• EXERCISE GOAL
Can you write out the whole listing exactly?
[Start DATA TO PROCESS]
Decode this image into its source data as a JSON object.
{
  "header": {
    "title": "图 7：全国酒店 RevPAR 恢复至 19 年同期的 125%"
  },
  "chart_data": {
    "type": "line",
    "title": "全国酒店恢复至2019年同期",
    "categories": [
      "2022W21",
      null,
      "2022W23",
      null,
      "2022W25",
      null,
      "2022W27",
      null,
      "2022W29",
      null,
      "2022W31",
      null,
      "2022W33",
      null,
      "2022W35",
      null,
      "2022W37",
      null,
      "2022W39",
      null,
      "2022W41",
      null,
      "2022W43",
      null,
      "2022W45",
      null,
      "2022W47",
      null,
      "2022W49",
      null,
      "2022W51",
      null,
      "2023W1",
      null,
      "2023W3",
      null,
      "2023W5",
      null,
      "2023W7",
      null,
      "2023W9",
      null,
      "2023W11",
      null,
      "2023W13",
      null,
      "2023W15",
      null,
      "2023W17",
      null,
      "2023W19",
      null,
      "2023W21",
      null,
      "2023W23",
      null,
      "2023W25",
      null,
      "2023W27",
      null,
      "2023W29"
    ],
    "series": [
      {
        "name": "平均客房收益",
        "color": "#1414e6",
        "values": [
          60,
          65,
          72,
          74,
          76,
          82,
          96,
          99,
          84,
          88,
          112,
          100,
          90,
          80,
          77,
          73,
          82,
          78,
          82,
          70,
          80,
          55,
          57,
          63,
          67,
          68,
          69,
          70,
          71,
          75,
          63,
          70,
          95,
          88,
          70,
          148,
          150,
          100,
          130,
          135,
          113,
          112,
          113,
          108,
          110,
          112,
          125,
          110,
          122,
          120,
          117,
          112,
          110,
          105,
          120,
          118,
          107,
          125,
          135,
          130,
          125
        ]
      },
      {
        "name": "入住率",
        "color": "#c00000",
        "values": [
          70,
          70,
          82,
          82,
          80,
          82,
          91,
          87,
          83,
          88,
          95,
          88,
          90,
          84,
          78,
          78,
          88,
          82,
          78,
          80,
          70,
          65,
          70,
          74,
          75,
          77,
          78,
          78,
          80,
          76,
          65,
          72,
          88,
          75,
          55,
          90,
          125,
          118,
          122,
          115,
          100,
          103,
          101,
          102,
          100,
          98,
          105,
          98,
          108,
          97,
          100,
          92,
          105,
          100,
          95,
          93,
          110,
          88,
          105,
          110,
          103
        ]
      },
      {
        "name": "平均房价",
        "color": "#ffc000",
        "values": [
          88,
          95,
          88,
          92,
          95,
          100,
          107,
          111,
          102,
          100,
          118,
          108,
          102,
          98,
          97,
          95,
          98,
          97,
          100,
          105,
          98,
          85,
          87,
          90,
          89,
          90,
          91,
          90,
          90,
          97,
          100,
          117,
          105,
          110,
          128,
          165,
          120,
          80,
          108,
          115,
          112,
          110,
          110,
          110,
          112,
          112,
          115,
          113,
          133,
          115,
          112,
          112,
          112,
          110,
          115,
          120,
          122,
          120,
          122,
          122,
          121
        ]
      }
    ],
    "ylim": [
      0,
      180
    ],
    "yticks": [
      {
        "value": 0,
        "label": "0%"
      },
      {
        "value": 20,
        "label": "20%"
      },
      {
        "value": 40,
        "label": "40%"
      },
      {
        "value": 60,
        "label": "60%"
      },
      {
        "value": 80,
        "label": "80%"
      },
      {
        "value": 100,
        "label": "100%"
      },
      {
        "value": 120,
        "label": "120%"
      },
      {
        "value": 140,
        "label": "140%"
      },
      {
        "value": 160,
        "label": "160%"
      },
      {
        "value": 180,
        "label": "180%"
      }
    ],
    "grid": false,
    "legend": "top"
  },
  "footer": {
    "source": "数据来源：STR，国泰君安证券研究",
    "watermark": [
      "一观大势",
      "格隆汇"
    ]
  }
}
[End DATA TO PROCESS]
• SOLVED EXERCISE
Decode this image into its source data as a JSON object.
{
  "header": {
    "title": "图 7：全国酒店 RevPAR 恢复至 19 年同期的 125%"
  },
  "chart_data": {
    "type": "line",
    "title": "全国酒店恢复至2019年同期",
    "categories": [
      "2022W21",
      null,
      "2022W23",
      null,
      "2022W25",
      null,
      "2022W27",
      null,
      "2022W29",
      null,
      "2022W31",
      null,
      "2022W33",
      null,
      "2022W35",
      null,
      "2022W37",
      null,
      "2022W39",
      null,
      "2022W41",
      null,
      "2022W43",
      null,
      "2022W45",
      null,
      "2022W47",
      null,
      "2022W49",
      null,
      "2022W51",
      null,
      "2023W1",
      null,
      "2023W3",
      null,
      "2023W5",
      null,
      "2023W7",
      null,
      "2023W9",
      null,
      "2023W11",
      null,
      "2023W13",
      null,
      "2023W15",
      null,
      "2023W17",
      null,
      "2023W19",
      null,
      "2023W21",
      null,
      "2023W23",
      null,
      "2023W25",
      null,
      "2023W27",
      null,
      "2023W29"
    ],
    "series": [
      {
        "name": "平均客房收益",
        "color": "#1414e6",
        "values": [
          60,
          65,
          72,
          74,
          76,
          82,
          96,
          99,
          84,
          88,
          112,
          100,
          90,
          80,
          77,
          73,
          82,
          78,
          82,
          70,
          80,
          55,
          57,
          63,
          67,
          68,
          69,
          70,
          71,
          75,
          63,
          70,
          95,
          88,
          70,
          148,
          150,
          100,
          130,
          135,
          113,
          112,
          113,
          108,
          110,
          112,
          125,
          110,
          122,
          120,
          117,
          112,
          110,
          105,
          120,
          118,
          107,
          125,
          135,
          130,
          125
        ]
      },
      {
        "name": "入住率",
        "color": "#c00000",
        "values": [
          70,
          70,
          82,
          82,
          80,
          82,
          91,
          87,
          83,
          88,
          95,
          88,
          90,
          84,
          78,
          78,
          88,
          82,
          78,
          80,
          70,
          65,
          70,
          74,
          75,
          77,
          78,
          78,
          80,
          76,
          65,
          72,
          88,
          75,
          55,
          90,
          125,
          118,
          122,
          115,
          100,
          103,
          101,
          102,
          100,
          98,
          105,
          98,
          108,
          97,
          100,
          92,
          105,
          100,
          95,
          93,
          110,
          88,
          105,
          110,
          103
        ]
      },
      {
        "name": "平均房价",
        "color": "#ffc000",
        "values": [
          88,
          95,
          88,
          92,
          95,
          100,
          107,
          111,
          102,
          100,
          118,
          108,
          102,
          98,
          97,
          95,
          98,
          97,
          100,
          105,
          98,
          85,
          87,
          90,
          89,
          90,
          91,
          90,
          90,
          97,
          100,
          117,
          105,
          110,
          128,
          165,
          120,
          80,
          108,
          115,
          112,
          110,
          110,
          110,
          112,
          112,
          115,
          113,
          133,
          115,
          112,
          112,
          112,
          110,
          115,
          120,
          122,
          120,
          122,
          122,
          121
        ]
      }
    ],
    "ylim": [
      0,
      180
    ],
    "yticks": [
      {
        "value": 0,
        "label": "0%"
      },
      {
        "value": 20,
        "label": "20%"
      },
      {
        "value": 40,
        "label": "40%"
      },
      {
        "value": 60,
        "label": "60%"
      },
      {
        "value": 80,
        "label": "80%"
      },
      {
        "value": 100,
        "label": "100%"
      },
      {
        "value": 120,
        "label": "120%"
      },
      {
        "value": 140,
        "label": "140%"
      },
      {
        "value": 160,
        "label": "160%"
      },
      {
        "value": 180,
        "label": "180%"
      }
    ],
    "grid": false,
    "legend": "top"
  },
  "footer": {
    "source": "数据来源：STR，国泰君安证券研究",
    "watermark": [
      "一观大势",
      "格隆汇"
    ]
  }
}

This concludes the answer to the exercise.